A run of records
'''
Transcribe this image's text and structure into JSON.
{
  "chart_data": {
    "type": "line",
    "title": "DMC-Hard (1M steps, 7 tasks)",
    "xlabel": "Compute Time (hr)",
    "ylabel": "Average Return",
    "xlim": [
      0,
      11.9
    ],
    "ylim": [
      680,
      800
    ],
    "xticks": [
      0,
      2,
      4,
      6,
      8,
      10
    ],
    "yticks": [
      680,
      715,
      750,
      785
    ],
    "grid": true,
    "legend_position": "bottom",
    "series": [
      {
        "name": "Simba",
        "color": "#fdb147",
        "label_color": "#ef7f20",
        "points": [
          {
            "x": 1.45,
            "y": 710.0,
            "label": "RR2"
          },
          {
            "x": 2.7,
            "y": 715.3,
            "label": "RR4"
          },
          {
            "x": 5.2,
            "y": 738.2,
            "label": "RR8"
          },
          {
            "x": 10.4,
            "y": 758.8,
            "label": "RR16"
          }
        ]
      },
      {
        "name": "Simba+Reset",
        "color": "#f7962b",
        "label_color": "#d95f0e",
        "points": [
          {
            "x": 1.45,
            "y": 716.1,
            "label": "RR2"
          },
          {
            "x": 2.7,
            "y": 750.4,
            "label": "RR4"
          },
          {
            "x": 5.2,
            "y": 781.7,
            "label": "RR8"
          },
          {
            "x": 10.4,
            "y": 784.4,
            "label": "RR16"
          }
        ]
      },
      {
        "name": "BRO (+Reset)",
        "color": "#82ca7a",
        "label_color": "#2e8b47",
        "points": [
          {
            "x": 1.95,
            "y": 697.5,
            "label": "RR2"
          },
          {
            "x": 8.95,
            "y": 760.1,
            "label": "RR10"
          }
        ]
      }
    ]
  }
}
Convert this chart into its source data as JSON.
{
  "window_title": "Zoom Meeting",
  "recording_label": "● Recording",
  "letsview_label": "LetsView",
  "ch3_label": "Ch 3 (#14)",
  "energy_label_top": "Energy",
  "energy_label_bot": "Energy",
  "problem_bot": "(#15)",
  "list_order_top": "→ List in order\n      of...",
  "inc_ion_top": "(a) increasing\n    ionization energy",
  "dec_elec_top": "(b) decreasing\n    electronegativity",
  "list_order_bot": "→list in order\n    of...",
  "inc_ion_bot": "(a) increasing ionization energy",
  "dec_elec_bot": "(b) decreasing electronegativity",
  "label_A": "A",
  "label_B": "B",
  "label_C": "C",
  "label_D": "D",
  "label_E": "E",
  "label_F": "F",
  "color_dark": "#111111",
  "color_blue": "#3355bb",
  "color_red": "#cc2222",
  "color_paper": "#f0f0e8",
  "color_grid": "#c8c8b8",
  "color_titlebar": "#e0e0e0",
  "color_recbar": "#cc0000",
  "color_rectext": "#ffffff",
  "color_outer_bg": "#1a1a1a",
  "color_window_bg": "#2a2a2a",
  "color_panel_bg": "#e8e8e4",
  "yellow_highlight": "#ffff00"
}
'''
## Given task
Output each record precisely as given.

## Task solution
Transcribe this image's text and structure into JSON.
{
  "chart_data": {
    "type": "line",
    "title": "DMC-Hard (1M steps, 7 tasks)",
    "xlabel": "Compute Time (hr)",
    "ylabel": "Average Return",
    "xlim": [
      0,
      11.9
    ],
    "ylim": [
      680,
      800
    ],
    "xticks": [
      0,
      2,
      4,
      6,
      8,
      10
    ],
    "yticks": [
      680,
      715,
      750,
      785
    ],
    "grid": true,
    "legend_position": "bottom",
    "series": [
      {
        "name": "Simba",
        "color": "#fdb147",
        "label_color": "#ef7f20",
        "points": [
          {
            "x": 1.45,
            "y": 710.0,
            "label": "RR2"
          },
          {
            "x": 2.7,
            "y": 715.3,
            "label": "RR4"
          },
          {
            "x": 5.2,
            "y": 738.2,
            "label": "RR8"
          },
          {
            "x": 10.4,
            "y": 758.8,
            "label": "RR16"
          }
        ]
      },
      {
        "name": "Simba+Reset",
        "color": "#f7962b",
        "label_color": "#d95f0e",
        "points": [
          {
            "x": 1.45,
            "y": 716.1,
            "label": "RR2"
          },
          {
            "x": 2.7,
            "y": 750.4,
            "label": "RR4"
          },
          {
            "x": 5.2,
            "y": 781.7,
            "label": "RR8"
          },
          {
            "x": 10.4,
            "y": 784.4,
            "label": "RR16"
          }
        ]
      },
      {
        "name": "BRO (+Reset)",
        "color": "#82ca7a",
        "label_color": "#2e8b47",
        "points": [
          {
            "x": 1.95,
            "y": 697.5,
            "label": "RR2"
          },
          {
            "x": 8.95,
            "y": 760.1,
            "label": "RR10"
          }
        ]
      }
    ]
  }
}
Convert this chart into its source data as JSON.
{
  "window_title": "Zoom Meeting",
  "recording_label": "● Recording",
  "letsview_label": "LetsView",
  "ch3_label": "Ch 3 (#14)",
  "energy_label_top": "Energy",
  "energy_label_bot": "Energy",
  "problem_bot": "(#15)",
  "list_order_top": "→ List in order\n      of...",
  "inc_ion_top": "(a) increasing\n    ionization energy",
  "dec_elec_top": "(b) decreasing\n    electronegativity",
  "list_order_bot": "→list in order\n    of...",
  "inc_ion_bot": "(a) increasing ionization energy",
  "dec_elec_bot": "(b) decreasing electronegativity",
  "label_A": "A",
  "label_B": "B",
  "label_C": "C",
  "label_D": "D",
  "label_E": "E",
  "label_F": "F",
  "color_dark": "#111111",
  "color_blue": "#3355bb",
  "color_red": "#cc2222",
  "color_paper": "#f0f0e8",
  "color_grid": "#c8c8b8",
  "color_titlebar": "#e0e0e0",
  "color_recbar": "#cc0000",
  "color_rectext": "#ffffff",
  "color_outer_bg": "#1a1a1a",
  "color_window_bg": "#2a2a2a",
  "color_panel_bg": "#e8e8e4",
  "yellow_highlight": "#ffff00"
}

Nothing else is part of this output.